▶ RAW RECORDS
--- Start ---

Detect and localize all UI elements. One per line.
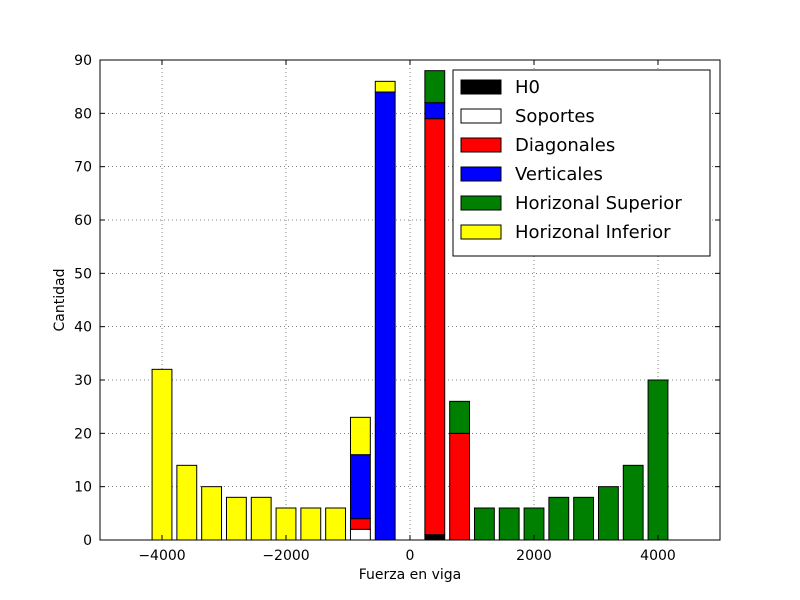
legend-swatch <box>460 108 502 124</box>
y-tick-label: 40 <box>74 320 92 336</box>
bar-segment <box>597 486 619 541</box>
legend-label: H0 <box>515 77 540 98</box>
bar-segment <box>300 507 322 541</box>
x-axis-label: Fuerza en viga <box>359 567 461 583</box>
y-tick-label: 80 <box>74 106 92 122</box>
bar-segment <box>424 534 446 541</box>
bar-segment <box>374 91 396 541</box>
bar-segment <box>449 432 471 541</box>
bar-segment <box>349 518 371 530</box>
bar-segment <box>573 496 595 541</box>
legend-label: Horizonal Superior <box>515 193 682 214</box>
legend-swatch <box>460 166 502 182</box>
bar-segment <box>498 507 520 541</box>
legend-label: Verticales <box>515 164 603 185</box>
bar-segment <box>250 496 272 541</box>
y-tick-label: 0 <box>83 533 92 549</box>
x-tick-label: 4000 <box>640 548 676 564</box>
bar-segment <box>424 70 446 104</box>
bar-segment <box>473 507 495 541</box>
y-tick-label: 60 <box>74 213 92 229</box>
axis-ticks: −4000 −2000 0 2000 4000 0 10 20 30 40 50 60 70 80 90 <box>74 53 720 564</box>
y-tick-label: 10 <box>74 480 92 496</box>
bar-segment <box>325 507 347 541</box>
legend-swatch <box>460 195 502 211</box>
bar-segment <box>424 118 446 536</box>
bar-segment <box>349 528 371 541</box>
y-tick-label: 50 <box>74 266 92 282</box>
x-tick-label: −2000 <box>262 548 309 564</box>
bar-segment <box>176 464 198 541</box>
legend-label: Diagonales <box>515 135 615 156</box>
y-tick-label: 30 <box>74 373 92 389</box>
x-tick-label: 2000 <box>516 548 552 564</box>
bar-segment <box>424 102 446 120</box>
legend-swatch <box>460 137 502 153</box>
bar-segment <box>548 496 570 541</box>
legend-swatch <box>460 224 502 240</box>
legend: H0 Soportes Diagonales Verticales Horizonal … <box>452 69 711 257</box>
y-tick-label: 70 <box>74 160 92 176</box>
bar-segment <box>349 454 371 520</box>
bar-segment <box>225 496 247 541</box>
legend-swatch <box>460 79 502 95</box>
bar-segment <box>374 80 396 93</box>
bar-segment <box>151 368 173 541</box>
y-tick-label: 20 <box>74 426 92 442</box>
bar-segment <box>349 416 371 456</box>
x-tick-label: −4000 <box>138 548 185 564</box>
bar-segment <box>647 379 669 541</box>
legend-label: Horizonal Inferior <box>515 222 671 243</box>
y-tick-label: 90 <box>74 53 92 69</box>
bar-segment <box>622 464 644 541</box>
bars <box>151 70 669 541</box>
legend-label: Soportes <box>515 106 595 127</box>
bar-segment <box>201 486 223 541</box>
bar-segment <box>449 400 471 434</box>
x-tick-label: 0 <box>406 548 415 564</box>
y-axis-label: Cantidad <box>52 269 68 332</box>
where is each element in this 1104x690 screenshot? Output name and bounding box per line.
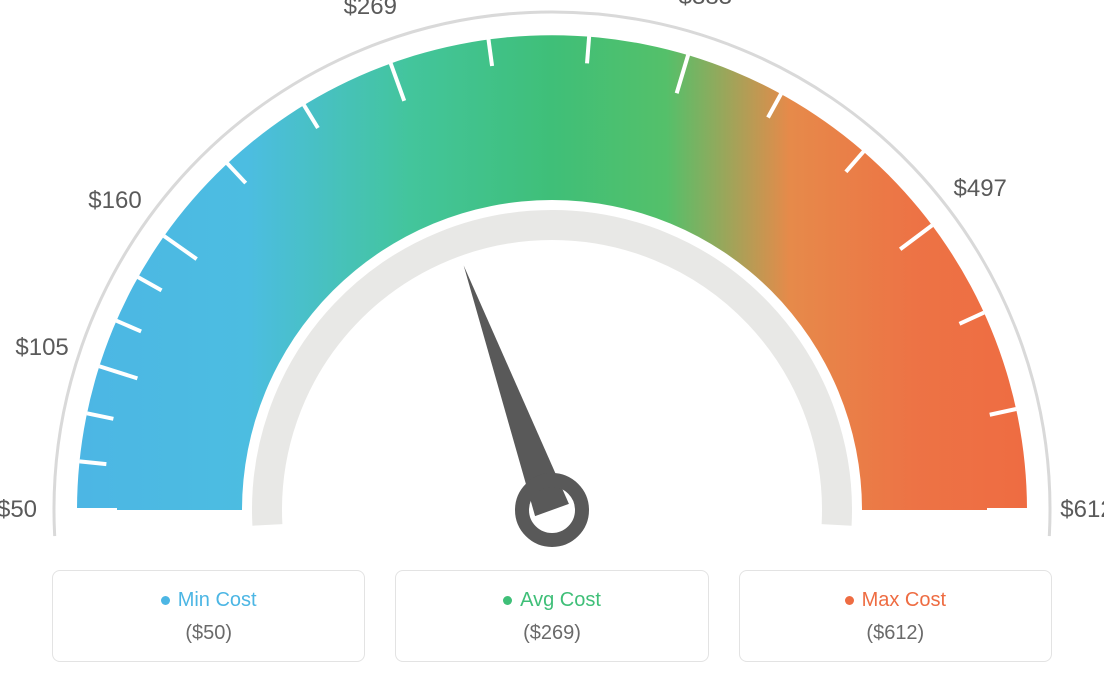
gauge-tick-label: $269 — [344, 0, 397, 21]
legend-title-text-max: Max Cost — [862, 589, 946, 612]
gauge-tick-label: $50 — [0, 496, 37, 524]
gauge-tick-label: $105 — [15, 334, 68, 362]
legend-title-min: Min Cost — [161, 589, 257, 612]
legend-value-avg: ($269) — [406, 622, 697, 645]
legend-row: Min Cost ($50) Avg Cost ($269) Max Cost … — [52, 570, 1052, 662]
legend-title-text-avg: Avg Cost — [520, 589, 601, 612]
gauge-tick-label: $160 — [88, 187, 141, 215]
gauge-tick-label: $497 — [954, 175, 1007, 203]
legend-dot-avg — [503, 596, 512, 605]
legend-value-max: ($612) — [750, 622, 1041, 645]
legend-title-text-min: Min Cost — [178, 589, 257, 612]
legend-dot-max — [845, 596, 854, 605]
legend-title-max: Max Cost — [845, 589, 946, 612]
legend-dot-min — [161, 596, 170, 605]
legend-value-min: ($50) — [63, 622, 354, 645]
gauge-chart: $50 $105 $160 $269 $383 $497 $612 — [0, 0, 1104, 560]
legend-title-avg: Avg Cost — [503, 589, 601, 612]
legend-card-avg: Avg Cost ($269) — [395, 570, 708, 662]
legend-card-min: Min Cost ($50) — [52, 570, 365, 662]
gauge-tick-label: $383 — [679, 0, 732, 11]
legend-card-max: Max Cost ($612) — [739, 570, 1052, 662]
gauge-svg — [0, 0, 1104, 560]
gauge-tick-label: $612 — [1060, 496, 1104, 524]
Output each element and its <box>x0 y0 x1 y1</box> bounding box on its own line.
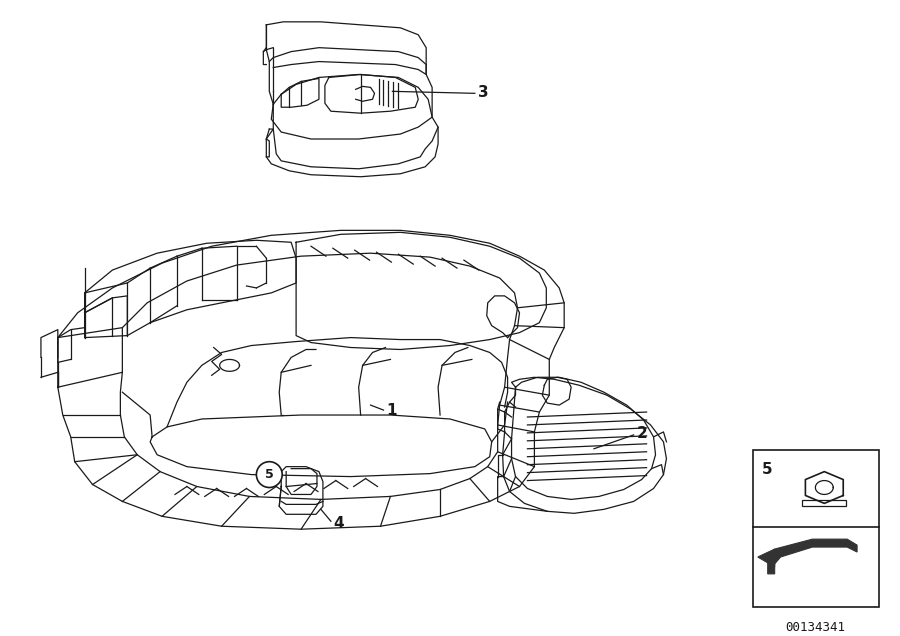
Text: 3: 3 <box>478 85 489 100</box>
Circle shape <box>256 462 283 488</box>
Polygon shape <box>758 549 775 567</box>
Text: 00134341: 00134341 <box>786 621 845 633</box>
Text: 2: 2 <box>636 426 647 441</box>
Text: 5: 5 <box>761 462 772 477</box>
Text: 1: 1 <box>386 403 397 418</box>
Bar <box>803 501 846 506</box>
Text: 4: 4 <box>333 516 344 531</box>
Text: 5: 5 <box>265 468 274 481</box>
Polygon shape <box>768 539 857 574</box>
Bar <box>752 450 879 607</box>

--- End ---
--- Start ---

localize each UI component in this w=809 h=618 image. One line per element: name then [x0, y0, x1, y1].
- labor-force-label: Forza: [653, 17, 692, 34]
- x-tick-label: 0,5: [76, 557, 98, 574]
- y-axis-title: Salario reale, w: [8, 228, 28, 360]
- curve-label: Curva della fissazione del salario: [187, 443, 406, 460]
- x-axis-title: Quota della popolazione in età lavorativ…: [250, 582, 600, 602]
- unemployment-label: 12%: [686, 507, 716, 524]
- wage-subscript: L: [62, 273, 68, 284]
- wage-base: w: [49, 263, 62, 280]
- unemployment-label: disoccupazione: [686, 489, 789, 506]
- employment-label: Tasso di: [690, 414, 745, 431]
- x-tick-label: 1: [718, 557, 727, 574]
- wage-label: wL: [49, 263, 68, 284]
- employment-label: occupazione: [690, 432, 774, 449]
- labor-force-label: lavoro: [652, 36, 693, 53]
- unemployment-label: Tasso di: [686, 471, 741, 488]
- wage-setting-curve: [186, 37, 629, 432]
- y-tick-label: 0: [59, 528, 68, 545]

--- End ---
--- Start ---

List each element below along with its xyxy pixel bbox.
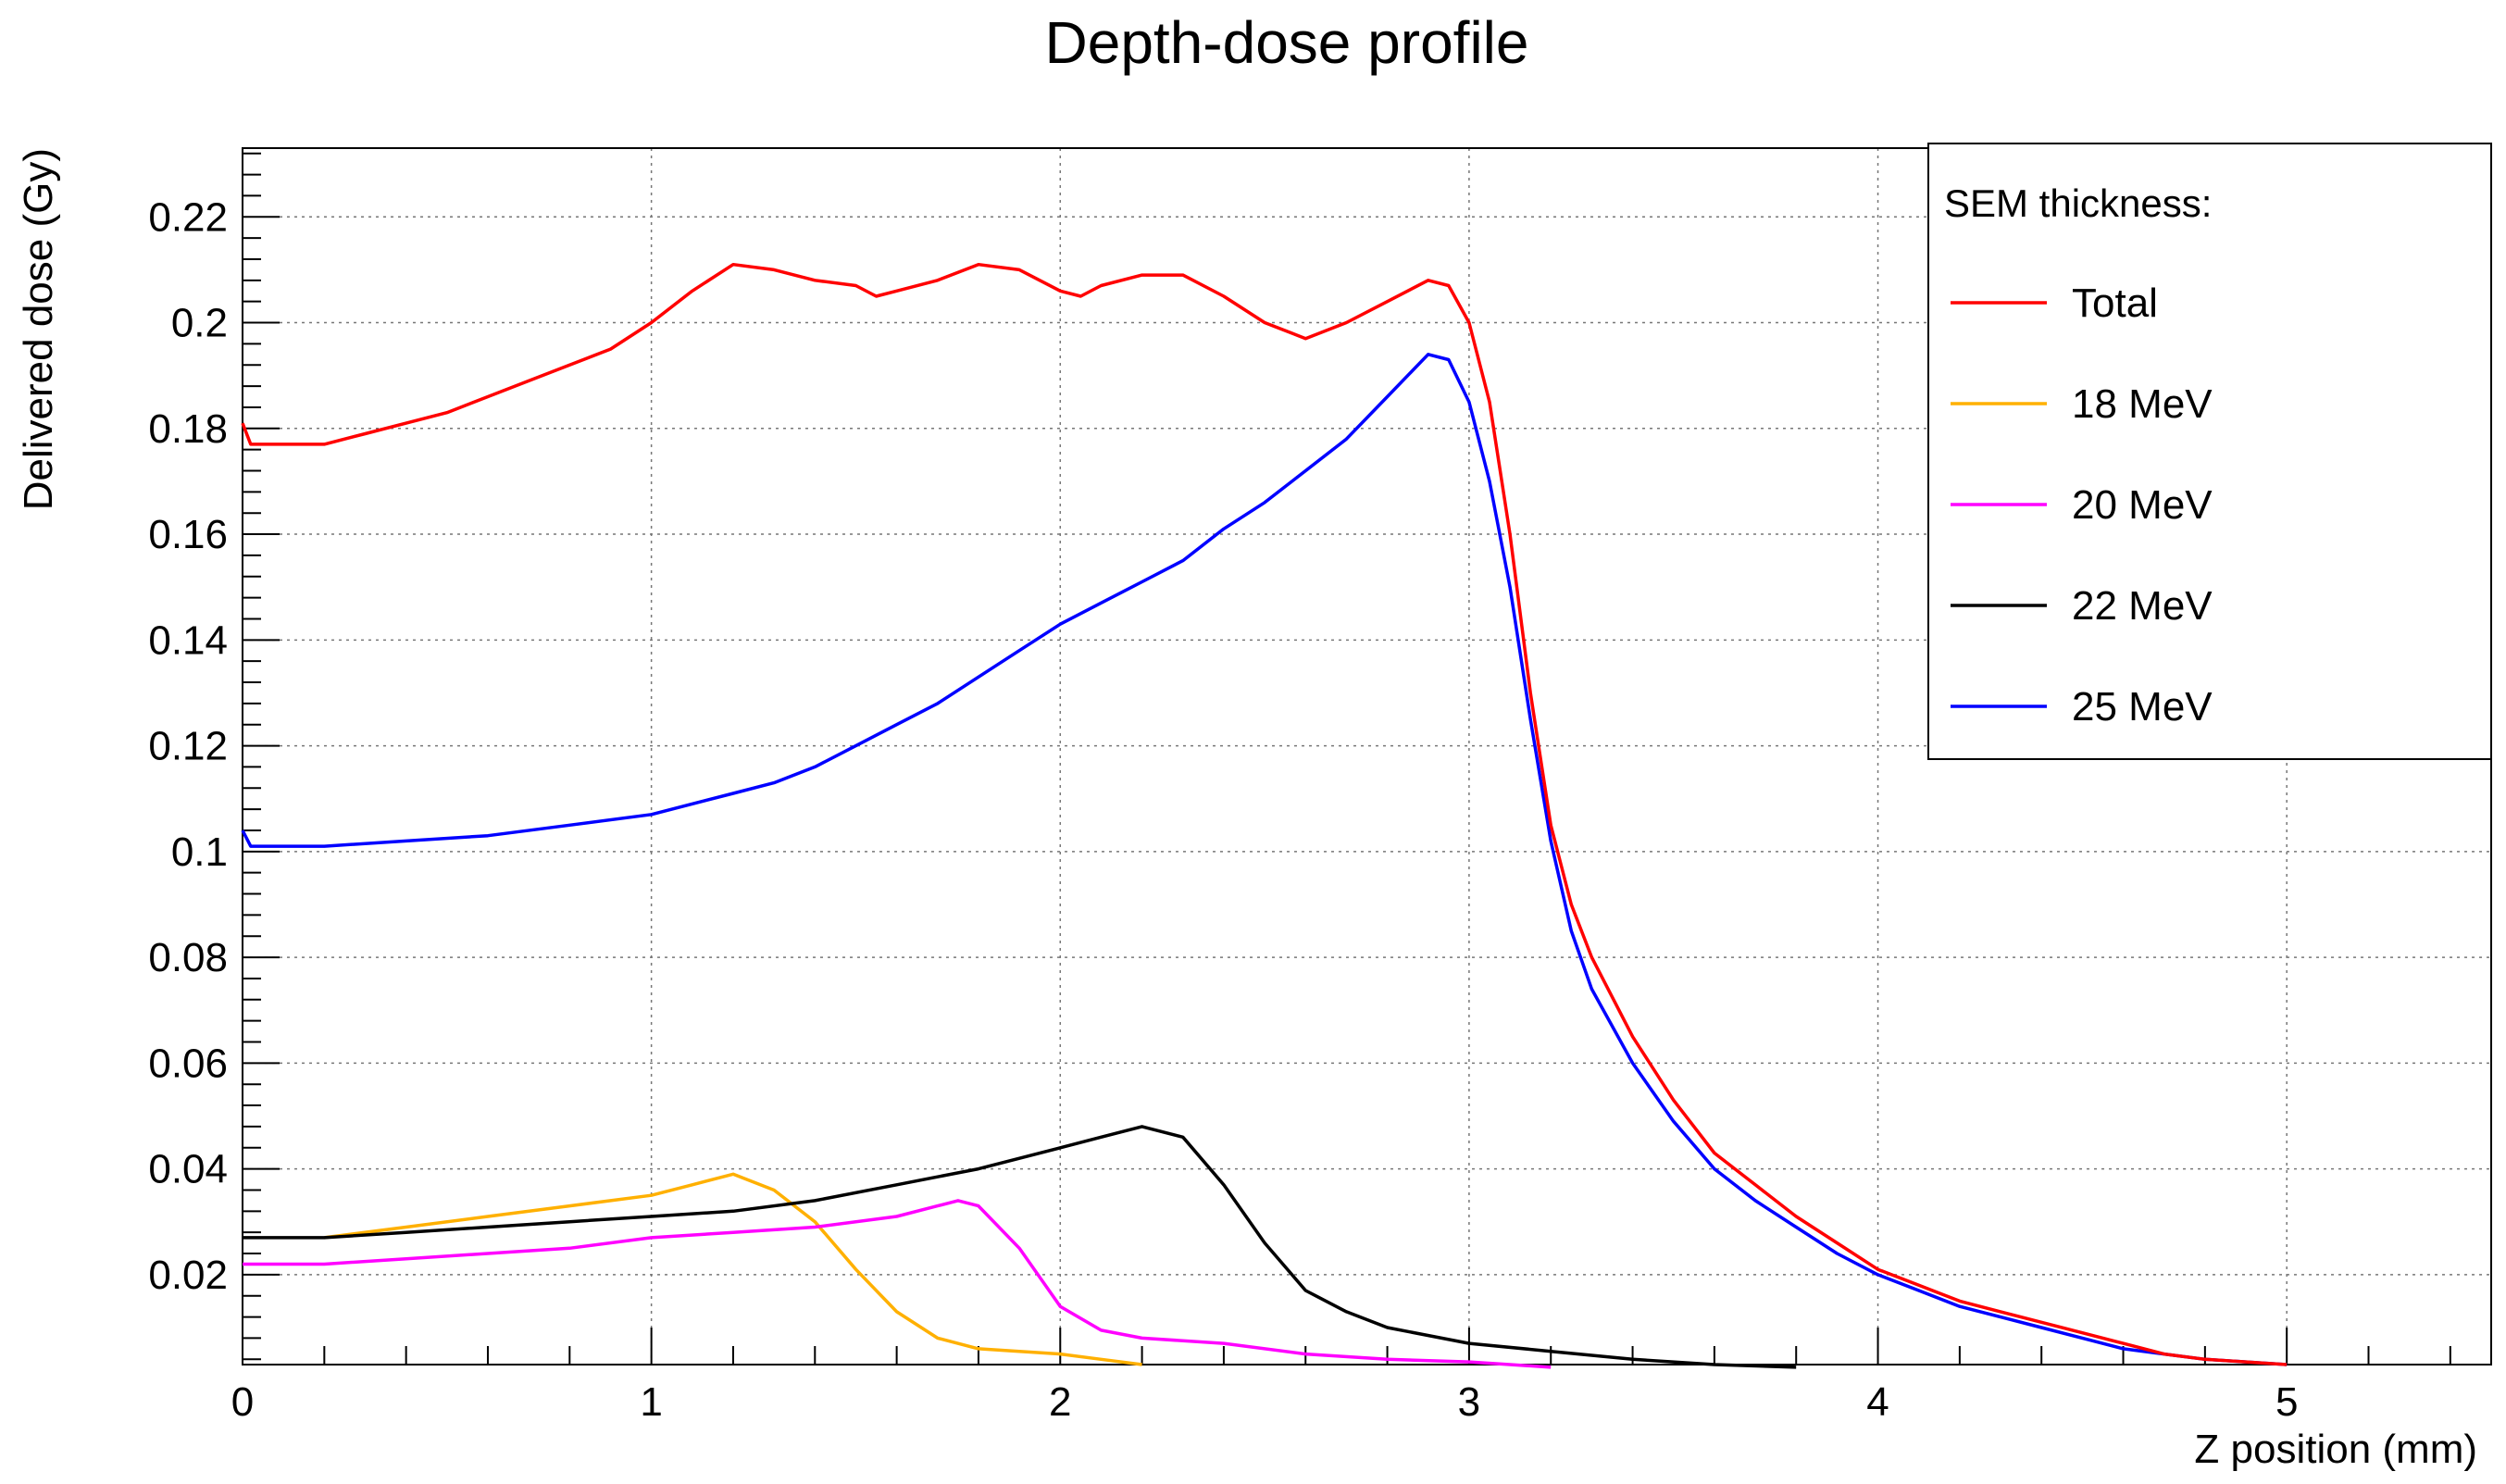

--- End ---

▶ WRITTEN REQUEST
Could you copy out the lines of the entries from the line with "Detect and localize" up to and including the line with "bar-segment <box>424 534 446 541</box>", keeping each one unchanged and leaving out the pictures?

▶ OUTPUT FOR THIS EXERCISE
Detect and localize all UI elements. One per line.
legend-swatch <box>460 108 502 124</box>
y-tick-label: 40 <box>74 320 92 336</box>
bar-segment <box>597 486 619 541</box>
legend-label: H0 <box>515 77 540 98</box>
bar-segment <box>300 507 322 541</box>
x-axis-label: Fuerza en viga <box>359 567 461 583</box>
y-tick-label: 80 <box>74 106 92 122</box>
bar-segment <box>424 534 446 541</box>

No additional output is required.